*** Data for this exercise

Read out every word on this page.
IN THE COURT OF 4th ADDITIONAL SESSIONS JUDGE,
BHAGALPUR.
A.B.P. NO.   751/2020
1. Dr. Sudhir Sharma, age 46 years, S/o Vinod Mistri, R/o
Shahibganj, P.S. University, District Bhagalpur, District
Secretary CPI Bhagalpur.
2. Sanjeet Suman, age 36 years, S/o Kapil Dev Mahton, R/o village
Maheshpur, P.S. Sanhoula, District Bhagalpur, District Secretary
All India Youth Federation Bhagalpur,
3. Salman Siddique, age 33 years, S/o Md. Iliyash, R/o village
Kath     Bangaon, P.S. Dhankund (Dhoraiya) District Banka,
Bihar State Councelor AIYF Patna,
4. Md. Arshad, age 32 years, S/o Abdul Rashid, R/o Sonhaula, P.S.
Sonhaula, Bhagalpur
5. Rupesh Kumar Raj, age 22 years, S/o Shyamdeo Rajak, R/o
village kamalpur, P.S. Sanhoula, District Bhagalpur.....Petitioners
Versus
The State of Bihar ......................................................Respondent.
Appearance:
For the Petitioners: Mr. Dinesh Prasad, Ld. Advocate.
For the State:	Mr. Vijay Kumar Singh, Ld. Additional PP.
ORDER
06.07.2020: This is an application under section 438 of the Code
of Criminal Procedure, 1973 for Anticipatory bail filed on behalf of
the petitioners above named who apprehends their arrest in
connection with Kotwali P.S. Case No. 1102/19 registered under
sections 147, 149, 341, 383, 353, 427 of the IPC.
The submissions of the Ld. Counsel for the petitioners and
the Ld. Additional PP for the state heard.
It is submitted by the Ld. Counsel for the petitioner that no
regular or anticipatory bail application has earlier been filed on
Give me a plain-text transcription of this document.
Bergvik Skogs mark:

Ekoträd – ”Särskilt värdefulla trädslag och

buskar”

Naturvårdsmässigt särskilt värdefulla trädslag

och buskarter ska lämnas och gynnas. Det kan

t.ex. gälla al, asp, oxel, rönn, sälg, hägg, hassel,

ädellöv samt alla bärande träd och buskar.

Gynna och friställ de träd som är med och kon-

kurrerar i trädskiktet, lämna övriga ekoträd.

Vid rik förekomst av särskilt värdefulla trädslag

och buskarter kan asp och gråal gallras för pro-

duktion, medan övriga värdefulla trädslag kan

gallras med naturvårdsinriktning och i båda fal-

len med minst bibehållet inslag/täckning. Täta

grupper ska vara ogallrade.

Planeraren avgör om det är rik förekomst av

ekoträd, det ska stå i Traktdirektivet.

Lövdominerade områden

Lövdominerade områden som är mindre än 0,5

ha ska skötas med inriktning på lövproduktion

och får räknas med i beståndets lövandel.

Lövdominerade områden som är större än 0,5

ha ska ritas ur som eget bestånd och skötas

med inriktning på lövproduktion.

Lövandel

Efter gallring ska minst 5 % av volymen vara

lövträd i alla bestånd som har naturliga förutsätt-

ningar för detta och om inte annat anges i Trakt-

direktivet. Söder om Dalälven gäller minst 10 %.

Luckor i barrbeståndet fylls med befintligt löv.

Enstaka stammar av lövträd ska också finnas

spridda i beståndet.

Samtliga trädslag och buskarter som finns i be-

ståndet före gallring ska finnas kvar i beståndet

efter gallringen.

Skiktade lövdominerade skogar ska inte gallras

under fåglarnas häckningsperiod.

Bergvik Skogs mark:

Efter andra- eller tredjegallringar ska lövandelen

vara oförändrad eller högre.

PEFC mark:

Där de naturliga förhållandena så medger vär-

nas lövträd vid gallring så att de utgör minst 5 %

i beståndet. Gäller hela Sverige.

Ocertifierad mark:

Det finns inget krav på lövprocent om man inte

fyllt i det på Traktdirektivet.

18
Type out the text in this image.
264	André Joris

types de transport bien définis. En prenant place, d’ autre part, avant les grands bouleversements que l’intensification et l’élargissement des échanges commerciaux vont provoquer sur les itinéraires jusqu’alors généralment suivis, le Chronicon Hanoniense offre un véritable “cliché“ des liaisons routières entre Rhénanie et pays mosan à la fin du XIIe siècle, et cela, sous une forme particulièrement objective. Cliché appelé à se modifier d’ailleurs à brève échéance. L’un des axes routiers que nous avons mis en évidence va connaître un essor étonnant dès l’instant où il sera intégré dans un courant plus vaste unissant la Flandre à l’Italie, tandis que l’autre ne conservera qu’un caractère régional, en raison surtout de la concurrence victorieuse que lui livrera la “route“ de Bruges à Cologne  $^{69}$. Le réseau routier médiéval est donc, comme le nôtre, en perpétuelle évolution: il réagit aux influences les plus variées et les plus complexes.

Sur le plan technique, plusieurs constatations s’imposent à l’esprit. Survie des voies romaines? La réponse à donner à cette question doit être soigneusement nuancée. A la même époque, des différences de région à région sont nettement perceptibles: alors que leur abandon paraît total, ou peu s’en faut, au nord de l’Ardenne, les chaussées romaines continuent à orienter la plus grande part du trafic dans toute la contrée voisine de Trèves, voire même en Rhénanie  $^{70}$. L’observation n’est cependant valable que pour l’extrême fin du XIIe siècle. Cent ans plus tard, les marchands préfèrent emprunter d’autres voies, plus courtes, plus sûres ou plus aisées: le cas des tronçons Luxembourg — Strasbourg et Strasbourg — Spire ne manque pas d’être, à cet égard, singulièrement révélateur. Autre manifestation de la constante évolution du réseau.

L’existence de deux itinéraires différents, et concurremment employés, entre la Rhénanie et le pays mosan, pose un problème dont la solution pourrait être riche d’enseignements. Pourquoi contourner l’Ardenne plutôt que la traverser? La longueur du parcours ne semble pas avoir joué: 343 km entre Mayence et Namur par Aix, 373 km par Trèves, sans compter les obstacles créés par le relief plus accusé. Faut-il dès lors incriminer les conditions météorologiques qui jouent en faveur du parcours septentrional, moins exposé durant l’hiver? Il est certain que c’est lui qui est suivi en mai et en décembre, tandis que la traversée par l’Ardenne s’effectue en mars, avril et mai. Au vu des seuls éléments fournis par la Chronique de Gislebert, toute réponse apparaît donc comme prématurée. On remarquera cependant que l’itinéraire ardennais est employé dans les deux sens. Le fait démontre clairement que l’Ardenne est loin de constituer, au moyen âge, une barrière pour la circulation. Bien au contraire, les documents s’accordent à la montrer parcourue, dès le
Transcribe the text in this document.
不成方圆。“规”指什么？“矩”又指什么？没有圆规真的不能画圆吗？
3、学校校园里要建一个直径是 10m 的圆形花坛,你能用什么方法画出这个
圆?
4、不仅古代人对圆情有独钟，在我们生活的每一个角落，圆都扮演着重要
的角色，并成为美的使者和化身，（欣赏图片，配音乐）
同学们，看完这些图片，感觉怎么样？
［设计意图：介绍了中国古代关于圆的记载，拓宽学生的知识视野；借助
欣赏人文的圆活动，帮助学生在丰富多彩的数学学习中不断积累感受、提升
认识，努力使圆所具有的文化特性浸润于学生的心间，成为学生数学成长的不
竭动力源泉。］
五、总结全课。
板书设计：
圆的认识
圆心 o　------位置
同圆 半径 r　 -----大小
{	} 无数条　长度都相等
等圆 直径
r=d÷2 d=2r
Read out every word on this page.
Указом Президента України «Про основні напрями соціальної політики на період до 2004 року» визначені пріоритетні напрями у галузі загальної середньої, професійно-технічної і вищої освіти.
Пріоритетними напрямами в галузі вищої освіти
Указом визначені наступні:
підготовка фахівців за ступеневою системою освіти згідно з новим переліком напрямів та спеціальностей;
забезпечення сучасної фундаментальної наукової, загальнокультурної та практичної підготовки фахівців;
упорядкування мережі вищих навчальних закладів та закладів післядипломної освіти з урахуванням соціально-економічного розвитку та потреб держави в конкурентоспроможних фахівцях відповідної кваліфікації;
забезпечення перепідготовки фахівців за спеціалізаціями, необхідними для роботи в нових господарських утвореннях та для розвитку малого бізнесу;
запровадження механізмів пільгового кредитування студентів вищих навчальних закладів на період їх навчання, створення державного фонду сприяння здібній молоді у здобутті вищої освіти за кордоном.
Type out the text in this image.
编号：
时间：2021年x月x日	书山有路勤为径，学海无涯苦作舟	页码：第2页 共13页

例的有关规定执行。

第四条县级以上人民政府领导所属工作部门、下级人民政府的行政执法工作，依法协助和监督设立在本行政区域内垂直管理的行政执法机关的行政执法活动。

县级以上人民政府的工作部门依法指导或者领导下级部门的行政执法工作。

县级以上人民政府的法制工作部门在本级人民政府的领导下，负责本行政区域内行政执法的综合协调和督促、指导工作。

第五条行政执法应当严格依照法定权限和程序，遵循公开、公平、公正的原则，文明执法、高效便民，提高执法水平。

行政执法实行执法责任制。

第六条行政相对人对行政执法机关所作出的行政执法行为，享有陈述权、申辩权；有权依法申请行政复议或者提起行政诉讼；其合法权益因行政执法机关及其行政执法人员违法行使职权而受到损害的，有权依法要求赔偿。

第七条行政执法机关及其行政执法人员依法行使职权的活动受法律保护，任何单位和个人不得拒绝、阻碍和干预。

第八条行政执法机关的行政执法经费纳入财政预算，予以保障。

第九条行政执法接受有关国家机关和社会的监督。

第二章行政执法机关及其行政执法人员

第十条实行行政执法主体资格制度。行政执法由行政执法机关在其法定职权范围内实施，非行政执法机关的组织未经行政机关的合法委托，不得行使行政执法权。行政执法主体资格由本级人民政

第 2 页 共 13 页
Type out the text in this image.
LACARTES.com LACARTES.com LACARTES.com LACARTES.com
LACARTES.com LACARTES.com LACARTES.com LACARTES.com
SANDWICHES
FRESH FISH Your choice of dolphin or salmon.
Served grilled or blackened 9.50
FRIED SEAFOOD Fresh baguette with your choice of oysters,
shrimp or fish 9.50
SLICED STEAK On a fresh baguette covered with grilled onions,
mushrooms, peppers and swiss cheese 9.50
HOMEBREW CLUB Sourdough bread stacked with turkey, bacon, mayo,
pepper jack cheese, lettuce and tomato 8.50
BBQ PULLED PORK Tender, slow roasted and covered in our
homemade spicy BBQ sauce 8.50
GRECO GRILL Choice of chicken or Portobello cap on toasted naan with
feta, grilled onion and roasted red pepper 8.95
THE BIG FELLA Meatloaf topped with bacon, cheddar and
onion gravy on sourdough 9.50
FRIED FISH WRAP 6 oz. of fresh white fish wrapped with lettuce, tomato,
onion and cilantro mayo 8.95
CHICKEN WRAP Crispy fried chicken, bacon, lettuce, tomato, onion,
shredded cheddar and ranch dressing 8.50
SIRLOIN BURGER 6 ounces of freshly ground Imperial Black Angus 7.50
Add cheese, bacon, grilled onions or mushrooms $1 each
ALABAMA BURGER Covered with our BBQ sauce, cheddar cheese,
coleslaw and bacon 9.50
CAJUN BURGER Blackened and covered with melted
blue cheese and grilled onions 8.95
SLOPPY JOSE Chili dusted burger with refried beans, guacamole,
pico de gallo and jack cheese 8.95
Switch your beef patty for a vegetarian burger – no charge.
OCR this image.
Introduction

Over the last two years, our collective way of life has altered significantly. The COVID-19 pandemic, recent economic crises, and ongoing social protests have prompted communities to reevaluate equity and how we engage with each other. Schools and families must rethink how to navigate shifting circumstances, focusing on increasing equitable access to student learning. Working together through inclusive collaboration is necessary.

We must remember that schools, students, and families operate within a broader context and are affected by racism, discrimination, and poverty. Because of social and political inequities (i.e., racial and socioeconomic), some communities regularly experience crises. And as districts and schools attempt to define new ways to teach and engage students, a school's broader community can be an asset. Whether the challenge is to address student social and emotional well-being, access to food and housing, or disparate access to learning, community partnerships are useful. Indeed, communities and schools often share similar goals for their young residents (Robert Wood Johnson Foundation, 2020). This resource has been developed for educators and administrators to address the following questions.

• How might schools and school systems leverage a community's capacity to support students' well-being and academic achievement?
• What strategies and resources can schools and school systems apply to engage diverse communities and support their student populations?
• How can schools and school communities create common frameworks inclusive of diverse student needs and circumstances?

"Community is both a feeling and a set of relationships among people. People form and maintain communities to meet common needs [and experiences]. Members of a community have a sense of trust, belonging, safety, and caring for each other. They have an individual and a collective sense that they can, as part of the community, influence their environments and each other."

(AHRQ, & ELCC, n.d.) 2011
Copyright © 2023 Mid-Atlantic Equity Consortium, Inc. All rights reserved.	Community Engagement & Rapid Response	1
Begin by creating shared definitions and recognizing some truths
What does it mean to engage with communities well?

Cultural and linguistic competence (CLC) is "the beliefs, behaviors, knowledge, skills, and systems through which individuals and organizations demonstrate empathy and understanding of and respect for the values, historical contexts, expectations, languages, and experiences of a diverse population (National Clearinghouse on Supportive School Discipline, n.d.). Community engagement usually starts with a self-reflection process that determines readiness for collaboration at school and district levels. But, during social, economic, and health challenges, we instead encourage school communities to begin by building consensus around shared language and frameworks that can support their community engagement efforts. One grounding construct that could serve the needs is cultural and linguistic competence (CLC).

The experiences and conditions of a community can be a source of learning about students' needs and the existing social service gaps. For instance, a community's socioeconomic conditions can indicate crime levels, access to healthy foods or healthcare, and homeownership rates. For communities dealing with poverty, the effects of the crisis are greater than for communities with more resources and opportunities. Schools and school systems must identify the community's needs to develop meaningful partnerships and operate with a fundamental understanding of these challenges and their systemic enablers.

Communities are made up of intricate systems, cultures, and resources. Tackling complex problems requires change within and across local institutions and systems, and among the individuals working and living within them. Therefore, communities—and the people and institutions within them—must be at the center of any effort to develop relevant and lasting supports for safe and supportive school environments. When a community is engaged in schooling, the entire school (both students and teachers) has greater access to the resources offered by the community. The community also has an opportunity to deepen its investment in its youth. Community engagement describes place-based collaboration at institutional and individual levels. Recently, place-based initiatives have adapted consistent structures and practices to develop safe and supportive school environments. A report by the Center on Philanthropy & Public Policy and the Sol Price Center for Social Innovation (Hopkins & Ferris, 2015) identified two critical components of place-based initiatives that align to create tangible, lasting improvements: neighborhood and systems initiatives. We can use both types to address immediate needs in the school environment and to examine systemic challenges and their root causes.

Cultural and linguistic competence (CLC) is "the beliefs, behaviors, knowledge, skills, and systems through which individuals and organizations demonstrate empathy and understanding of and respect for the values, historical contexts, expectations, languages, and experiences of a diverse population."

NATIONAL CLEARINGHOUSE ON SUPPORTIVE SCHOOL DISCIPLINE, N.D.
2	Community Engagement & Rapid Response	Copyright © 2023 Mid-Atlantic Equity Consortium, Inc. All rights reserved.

******

▶ **Task description**
Find the count of lines in the data above where the string "визначені" occurs. Provide that number alone.

▶ **Task response**
2